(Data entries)

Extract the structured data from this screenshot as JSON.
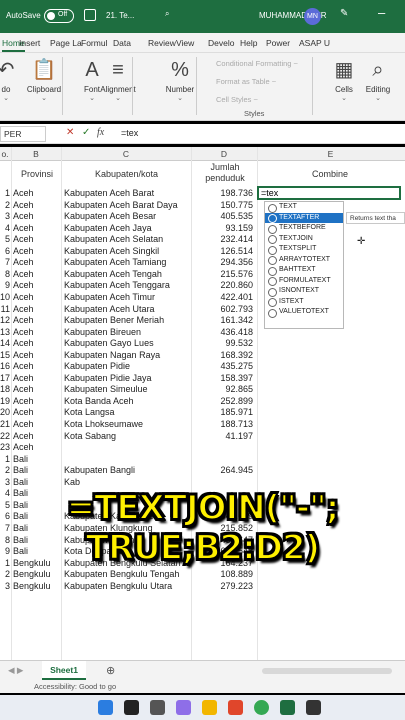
{
  "titlebar": {
    "autosave": "AutoSave",
    "toggle": "Off",
    "file": "21. Te...",
    "user": "MUHAMMAD NUR",
    "avatar": "MN"
  },
  "ribbon_tabs": [
    "Home",
    "Insert",
    "Page La",
    "Formul",
    "Data",
    "Review",
    "View",
    "Develo",
    "Help",
    "Power",
    "ASAP U"
  ],
  "ribbon": {
    "groups": [
      {
        "icon": "undo-icon",
        "label": "do",
        "glyph": "↶"
      },
      {
        "icon": "clipboard-icon",
        "label": "Clipboard",
        "glyph": "📋"
      },
      {
        "icon": "font-icon",
        "label": "Font",
        "glyph": "A"
      },
      {
        "icon": "alignment-icon",
        "label": "Alignment",
        "glyph": "≡"
      },
      {
        "icon": "number-icon",
        "label": "Number",
        "glyph": "%"
      },
      {
        "icon": "cells-icon",
        "label": "Cells",
        "glyph": "▦"
      },
      {
        "icon": "editing-icon",
        "label": "Editing",
        "glyph": "⌕"
      }
    ],
    "styles": [
      "Conditional Formatting ~",
      "Format as Table ~",
      "Cell Styles ~"
    ],
    "styles_label": "Styles"
  },
  "formula_bar": {
    "namebox": "PER",
    "x": "✕",
    "check": "✓",
    "fx": "fx",
    "text": "=tex"
  },
  "columns": [
    "o.",
    "B",
    "C",
    "D",
    "E"
  ],
  "headers": {
    "provinsi": "Provinsi",
    "kab": "Kabupaten/kota",
    "jumlah": "Jumlah penduduk",
    "combine": "Combine"
  },
  "rows": [
    [
      "1",
      "Aceh",
      "Kabupaten Aceh Barat",
      "198.736"
    ],
    [
      "2",
      "Aceh",
      "Kabupaten Aceh Barat Daya",
      "150.775"
    ],
    [
      "3",
      "Aceh",
      "Kabupaten Aceh Besar",
      "405.535"
    ],
    [
      "4",
      "Aceh",
      "Kabupaten Aceh Jaya",
      "93.159"
    ],
    [
      "5",
      "Aceh",
      "Kabupaten Aceh Selatan",
      "232.414"
    ],
    [
      "6",
      "Aceh",
      "Kabupaten Aceh Singkil",
      "126.514"
    ],
    [
      "7",
      "Aceh",
      "Kabupaten Aceh Tamiang",
      "294.356"
    ],
    [
      "8",
      "Aceh",
      "Kabupaten Aceh Tengah",
      "215.576"
    ],
    [
      "9",
      "Aceh",
      "Kabupaten Aceh Tenggara",
      "220.860"
    ],
    [
      "10",
      "Aceh",
      "Kabupaten Aceh Timur",
      "422.401"
    ],
    [
      "11",
      "Aceh",
      "Kabupaten Aceh Utara",
      "602.793"
    ],
    [
      "12",
      "Aceh",
      "Kabupaten Bener Meriah",
      "161.342"
    ],
    [
      "13",
      "Aceh",
      "Kabupaten Bireuen",
      "436.418"
    ],
    [
      "14",
      "Aceh",
      "Kabupaten Gayo Lues",
      "99.532"
    ],
    [
      "15",
      "Aceh",
      "Kabupaten Nagan Raya",
      "168.392"
    ],
    [
      "16",
      "Aceh",
      "Kabupaten Pidie",
      "435.275"
    ],
    [
      "17",
      "Aceh",
      "Kabupaten Pidie Jaya",
      "158.397"
    ],
    [
      "18",
      "Aceh",
      "Kabupaten Simeulue",
      "92.865"
    ],
    [
      "19",
      "Aceh",
      "Kota Banda Aceh",
      "252.899"
    ],
    [
      "20",
      "Aceh",
      "Kota Langsa",
      "185.971"
    ],
    [
      "21",
      "Aceh",
      "Kota Lhokseumawe",
      "188.713"
    ],
    [
      "22",
      "Aceh",
      "Kota Sabang",
      "41.197"
    ],
    [
      "23",
      "Aceh",
      "",
      ""
    ],
    [
      "1",
      "Bali",
      "",
      ""
    ],
    [
      "2",
      "Bali",
      "Kabupaten Bangli",
      "264.945"
    ],
    [
      "3",
      "Bali",
      "Kab",
      ""
    ],
    [
      "4",
      "Bali",
      "",
      ""
    ],
    [
      "5",
      "Bali",
      "",
      ""
    ],
    [
      "6",
      "Bali",
      "Kabupaten Karangasem",
      "545.389"
    ],
    [
      "7",
      "Bali",
      "Kabupaten Klungkung",
      "215.852"
    ],
    [
      "8",
      "Bali",
      "Kabupaten Tabanan",
      "466.647"
    ],
    [
      "9",
      "Bali",
      "Kota Denpasar",
      "638.548"
    ],
    [
      "1",
      "Bengkulu",
      "Kabupaten Bengkulu Selatan",
      "164.237"
    ],
    [
      "2",
      "Bengkulu",
      "Kabupaten Bengkulu Tengah",
      "108.889"
    ],
    [
      "3",
      "Bengkulu",
      "Kabupaten Bengkulu Utara",
      "279.223"
    ]
  ],
  "active_cell": "=tex",
  "autocomplete": [
    "TEXT",
    "TEXTAFTER",
    "TEXTBEFORE",
    "TEXTJOIN",
    "TEXTSPLIT",
    "ARRAYTOTEXT",
    "BAHTTEXT",
    "FORMULATEXT",
    "ISNONTEXT",
    "ISTEXT",
    "VALUETOTEXT"
  ],
  "autocomplete_selected": 1,
  "tooltip": "Returns text tha",
  "overlay": {
    "line1": "=TEXTJOIN(\"-\";",
    "line2": "TRUE;B2:D2)"
  },
  "sheet_tab": "Sheet1",
  "add_sheet": "⊕",
  "status": "Accessibility: Good to go",
  "colors": {
    "excel_green": "#1e6e40",
    "overlay_yellow": "#fff000",
    "selection_blue": "#1f72c4"
  }
}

> **Work to do**: Check each line above for the string "Utara" and show the ones that have it.

> **Expected answer**:
      "Kabupaten Aceh Utara",
      "Kabupaten Bengkulu Utara",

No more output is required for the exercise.